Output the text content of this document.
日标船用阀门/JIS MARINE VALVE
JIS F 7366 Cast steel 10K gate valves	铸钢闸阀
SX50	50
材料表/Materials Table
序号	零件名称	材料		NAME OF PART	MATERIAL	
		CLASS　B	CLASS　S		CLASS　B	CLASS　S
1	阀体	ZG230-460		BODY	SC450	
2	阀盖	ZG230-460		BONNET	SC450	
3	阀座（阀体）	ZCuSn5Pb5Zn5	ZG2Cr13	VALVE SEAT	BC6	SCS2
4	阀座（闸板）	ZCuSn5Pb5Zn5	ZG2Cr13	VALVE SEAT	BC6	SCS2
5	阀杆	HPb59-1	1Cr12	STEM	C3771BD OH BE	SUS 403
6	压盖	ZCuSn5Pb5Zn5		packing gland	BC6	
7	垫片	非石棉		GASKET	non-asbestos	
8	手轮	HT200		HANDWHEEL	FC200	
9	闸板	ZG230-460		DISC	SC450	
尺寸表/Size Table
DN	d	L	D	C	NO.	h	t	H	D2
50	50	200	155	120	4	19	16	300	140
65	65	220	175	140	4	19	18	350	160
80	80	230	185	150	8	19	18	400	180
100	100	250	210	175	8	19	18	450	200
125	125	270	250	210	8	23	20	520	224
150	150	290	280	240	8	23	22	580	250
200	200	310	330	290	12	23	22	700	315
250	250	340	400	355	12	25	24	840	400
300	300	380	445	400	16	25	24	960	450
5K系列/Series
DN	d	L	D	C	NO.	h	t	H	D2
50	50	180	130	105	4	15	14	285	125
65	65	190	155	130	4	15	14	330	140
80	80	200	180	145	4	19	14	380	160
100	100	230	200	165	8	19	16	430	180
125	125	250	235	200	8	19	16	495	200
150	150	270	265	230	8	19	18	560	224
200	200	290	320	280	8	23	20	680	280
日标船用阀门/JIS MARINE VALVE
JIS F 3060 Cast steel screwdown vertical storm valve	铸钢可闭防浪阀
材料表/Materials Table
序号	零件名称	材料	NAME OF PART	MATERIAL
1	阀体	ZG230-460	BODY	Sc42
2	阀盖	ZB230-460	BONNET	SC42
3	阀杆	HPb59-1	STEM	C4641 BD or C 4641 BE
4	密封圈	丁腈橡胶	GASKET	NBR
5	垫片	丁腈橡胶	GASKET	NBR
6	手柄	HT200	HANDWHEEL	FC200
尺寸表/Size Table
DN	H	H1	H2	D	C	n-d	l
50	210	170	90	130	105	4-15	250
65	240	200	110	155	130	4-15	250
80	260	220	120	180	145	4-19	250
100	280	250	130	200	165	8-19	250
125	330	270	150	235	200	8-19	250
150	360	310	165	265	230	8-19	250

Stated problem
Each line that holds the word "STEM" should be extracted from the records.

Output below
5	阀杆	HPb59-1	1Cr12	STEM	C3771BD OH BE	SUS 403
3	阀杆	HPb59-1	STEM	C4641 BD or C 4641 BE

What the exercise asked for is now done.